**Input records:**
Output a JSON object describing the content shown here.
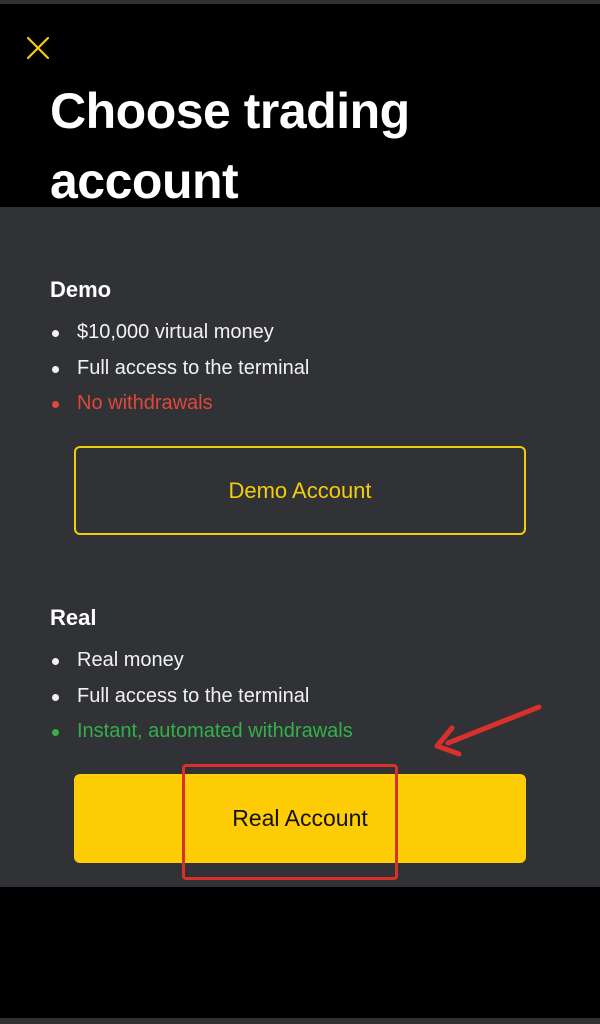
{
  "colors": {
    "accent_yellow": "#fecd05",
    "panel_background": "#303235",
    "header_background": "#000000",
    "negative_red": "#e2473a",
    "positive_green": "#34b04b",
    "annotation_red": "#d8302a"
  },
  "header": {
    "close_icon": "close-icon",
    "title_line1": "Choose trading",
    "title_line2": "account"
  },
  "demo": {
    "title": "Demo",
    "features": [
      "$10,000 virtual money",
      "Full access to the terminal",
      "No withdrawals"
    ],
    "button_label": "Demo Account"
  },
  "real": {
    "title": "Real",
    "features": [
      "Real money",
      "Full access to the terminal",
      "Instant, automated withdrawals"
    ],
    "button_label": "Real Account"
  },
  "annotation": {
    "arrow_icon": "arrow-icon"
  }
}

==

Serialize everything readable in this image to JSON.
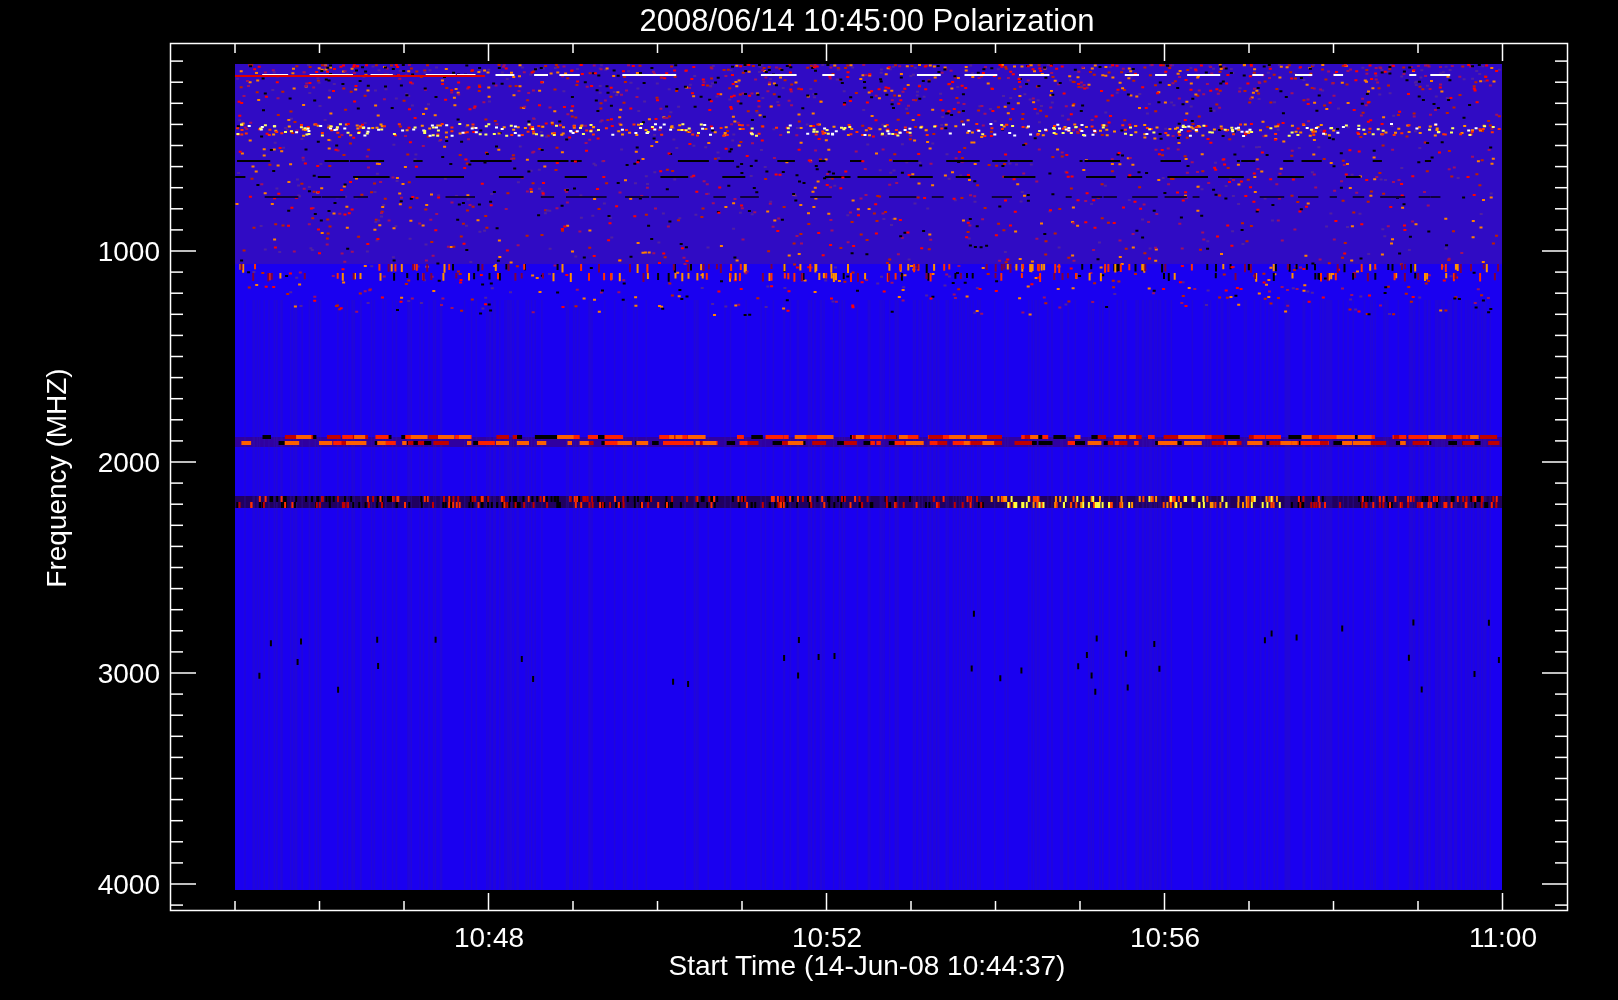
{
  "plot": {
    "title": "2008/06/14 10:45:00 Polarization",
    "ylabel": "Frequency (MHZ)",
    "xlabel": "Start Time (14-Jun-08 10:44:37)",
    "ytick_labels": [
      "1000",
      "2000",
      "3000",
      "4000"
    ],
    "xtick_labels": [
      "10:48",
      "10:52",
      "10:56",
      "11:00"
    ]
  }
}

==

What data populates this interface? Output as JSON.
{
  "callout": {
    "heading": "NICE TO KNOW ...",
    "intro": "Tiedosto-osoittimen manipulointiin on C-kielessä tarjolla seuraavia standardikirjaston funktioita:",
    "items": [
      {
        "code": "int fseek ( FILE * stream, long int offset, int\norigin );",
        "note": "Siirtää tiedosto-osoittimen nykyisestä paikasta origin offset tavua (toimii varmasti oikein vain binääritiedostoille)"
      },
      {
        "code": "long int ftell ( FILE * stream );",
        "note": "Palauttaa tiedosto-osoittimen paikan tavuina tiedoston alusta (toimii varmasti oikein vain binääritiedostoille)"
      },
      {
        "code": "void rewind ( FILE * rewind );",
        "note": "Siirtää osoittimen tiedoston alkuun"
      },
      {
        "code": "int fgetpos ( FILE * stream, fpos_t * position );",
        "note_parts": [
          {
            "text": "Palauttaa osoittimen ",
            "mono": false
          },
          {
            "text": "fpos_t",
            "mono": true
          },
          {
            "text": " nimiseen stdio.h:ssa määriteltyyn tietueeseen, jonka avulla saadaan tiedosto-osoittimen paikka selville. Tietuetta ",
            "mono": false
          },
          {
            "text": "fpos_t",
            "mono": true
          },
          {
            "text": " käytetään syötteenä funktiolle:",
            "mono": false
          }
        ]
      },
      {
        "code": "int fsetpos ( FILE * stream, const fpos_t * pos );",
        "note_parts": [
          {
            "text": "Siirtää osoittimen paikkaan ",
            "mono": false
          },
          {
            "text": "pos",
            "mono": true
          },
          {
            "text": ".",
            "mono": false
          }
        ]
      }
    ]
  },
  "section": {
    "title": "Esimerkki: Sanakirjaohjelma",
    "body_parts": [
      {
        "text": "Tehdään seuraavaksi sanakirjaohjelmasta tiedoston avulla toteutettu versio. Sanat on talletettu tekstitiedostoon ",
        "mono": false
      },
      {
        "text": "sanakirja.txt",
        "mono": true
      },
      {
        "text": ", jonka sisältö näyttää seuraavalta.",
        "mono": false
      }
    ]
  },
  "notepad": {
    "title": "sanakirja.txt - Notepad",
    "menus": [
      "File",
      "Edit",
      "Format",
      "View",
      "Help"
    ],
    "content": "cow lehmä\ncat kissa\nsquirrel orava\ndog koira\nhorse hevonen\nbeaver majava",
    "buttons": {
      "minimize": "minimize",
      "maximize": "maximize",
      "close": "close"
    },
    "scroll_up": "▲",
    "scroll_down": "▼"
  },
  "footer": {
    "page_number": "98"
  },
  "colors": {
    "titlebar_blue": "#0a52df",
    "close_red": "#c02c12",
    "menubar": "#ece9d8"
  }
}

**What you have to do:** Show every line above in which the word "avulla" occurs.

**Response to the exercise:**
            "text": " nimiseen stdio.h:ssa määriteltyyn tietueeseen, jonka avulla saadaan tiedosto-osoittimen paikka selville. Tietuetta ",
        "text": "Tehdään seuraavaksi sanakirjaohjelmasta tiedoston avulla toteutettu versio. Sanat on talletettu tekstitiedostoon ",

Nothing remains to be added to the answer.